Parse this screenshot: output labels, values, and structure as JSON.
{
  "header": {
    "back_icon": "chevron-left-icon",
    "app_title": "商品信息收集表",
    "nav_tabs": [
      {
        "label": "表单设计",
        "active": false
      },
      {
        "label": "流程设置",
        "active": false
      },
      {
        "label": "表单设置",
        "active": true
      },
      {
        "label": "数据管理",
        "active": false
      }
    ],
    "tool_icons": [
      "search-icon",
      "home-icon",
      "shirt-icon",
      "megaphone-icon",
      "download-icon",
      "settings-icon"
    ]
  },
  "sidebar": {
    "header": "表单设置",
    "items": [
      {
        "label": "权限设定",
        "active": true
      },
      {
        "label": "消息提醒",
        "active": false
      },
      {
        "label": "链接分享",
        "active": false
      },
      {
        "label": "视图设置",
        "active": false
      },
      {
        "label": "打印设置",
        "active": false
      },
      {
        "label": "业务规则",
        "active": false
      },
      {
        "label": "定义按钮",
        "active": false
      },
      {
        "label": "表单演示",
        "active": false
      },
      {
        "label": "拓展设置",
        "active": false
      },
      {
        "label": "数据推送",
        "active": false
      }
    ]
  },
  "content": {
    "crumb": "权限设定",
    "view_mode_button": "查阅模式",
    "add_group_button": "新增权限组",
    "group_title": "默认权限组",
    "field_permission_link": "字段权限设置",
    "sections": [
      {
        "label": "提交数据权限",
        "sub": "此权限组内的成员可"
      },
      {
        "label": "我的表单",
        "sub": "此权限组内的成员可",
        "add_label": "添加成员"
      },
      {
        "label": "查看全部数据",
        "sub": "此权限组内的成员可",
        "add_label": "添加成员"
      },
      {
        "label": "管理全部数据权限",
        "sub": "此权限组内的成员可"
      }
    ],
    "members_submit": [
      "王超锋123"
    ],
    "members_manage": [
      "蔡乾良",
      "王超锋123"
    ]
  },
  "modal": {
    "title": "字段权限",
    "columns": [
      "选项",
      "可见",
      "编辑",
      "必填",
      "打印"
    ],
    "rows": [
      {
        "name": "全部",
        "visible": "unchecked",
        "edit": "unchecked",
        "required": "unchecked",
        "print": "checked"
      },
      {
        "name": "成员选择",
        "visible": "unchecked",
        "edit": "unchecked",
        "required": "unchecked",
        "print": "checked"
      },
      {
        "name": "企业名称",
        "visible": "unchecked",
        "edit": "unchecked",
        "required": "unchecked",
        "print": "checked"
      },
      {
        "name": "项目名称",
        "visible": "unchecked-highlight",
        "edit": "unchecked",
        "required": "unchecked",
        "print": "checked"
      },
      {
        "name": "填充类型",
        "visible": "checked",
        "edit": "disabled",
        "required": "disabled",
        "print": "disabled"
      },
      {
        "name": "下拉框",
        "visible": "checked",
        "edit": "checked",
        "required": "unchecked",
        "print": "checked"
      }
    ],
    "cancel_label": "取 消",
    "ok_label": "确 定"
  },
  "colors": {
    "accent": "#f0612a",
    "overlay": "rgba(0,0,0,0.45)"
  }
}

▸ **Exercise task**: Send back all of the entries exactly, with nothing missing.

▸ **Result**:
Parse this screenshot: output labels, values, and structure as JSON.
{
  "header": {
    "back_icon": "chevron-left-icon",
    "app_title": "商品信息收集表",
    "nav_tabs": [
      {
        "label": "表单设计",
        "active": false
      },
      {
        "label": "流程设置",
        "active": false
      },
      {
        "label": "表单设置",
        "active": true
      },
      {
        "label": "数据管理",
        "active": false
      }
    ],
    "tool_icons": [
      "search-icon",
      "home-icon",
      "shirt-icon",
      "megaphone-icon",
      "download-icon",
      "settings-icon"
    ]
  },
  "sidebar": {
    "header": "表单设置",
    "items": [
      {
        "label": "权限设定",
        "active": true
      },
      {
        "label": "消息提醒",
        "active": false
      },
      {
        "label": "链接分享",
        "active": false
      },
      {
        "label": "视图设置",
        "active": false
      },
      {
        "label": "打印设置",
        "active": false
      },
      {
        "label": "业务规则",
        "active": false
      },
      {
        "label": "定义按钮",
        "active": false
      },
      {
        "label": "表单演示",
        "active": false
      },
      {
        "label": "拓展设置",
        "active": false
      },
      {
        "label": "数据推送",
        "active": false
      }
    ]
  },
  "content": {
    "crumb": "权限设定",
    "view_mode_button": "查阅模式",
    "add_group_button": "新增权限组",
    "group_title": "默认权限组",
    "field_permission_link": "字段权限设置",
    "sections": [
      {
        "label": "提交数据权限",
        "sub": "此权限组内的成员可"
      },
      {
        "label": "我的表单",
        "sub": "此权限组内的成员可",
        "add_label": "添加成员"
      },
      {
        "label": "查看全部数据",
        "sub": "此权限组内的成员可",
        "add_label": "添加成员"
      },
      {
        "label": "管理全部数据权限",
        "sub": "此权限组内的成员可"
      }
    ],
    "members_submit": [
      "王超锋123"
    ],
    "members_manage": [
      "蔡乾良",
      "王超锋123"
    ]
  },
  "modal": {
    "title": "字段权限",
    "columns": [
      "选项",
      "可见",
      "编辑",
      "必填",
      "打印"
    ],
    "rows": [
      {
        "name": "全部",
        "visible": "unchecked",
        "edit": "unchecked",
        "required": "unchecked",
        "print": "checked"
      },
      {
        "name": "成员选择",
        "visible": "unchecked",
        "edit": "unchecked",
        "required": "unchecked",
        "print": "checked"
      },
      {
        "name": "企业名称",
        "visible": "unchecked",
        "edit": "unchecked",
        "required": "unchecked",
        "print": "checked"
      },
      {
        "name": "项目名称",
        "visible": "unchecked-highlight",
        "edit": "unchecked",
        "required": "unchecked",
        "print": "checked"
      },
      {
        "name": "填充类型",
        "visible": "checked",
        "edit": "disabled",
        "required": "disabled",
        "print": "disabled"
      },
      {
        "name": "下拉框",
        "visible": "checked",
        "edit": "checked",
        "required": "unchecked",
        "print": "checked"
      }
    ],
    "cancel_label": "取 消",
    "ok_label": "确 定"
  },
  "colors": {
    "accent": "#f0612a",
    "overlay": "rgba(0,0,0,0.45)"
  }
}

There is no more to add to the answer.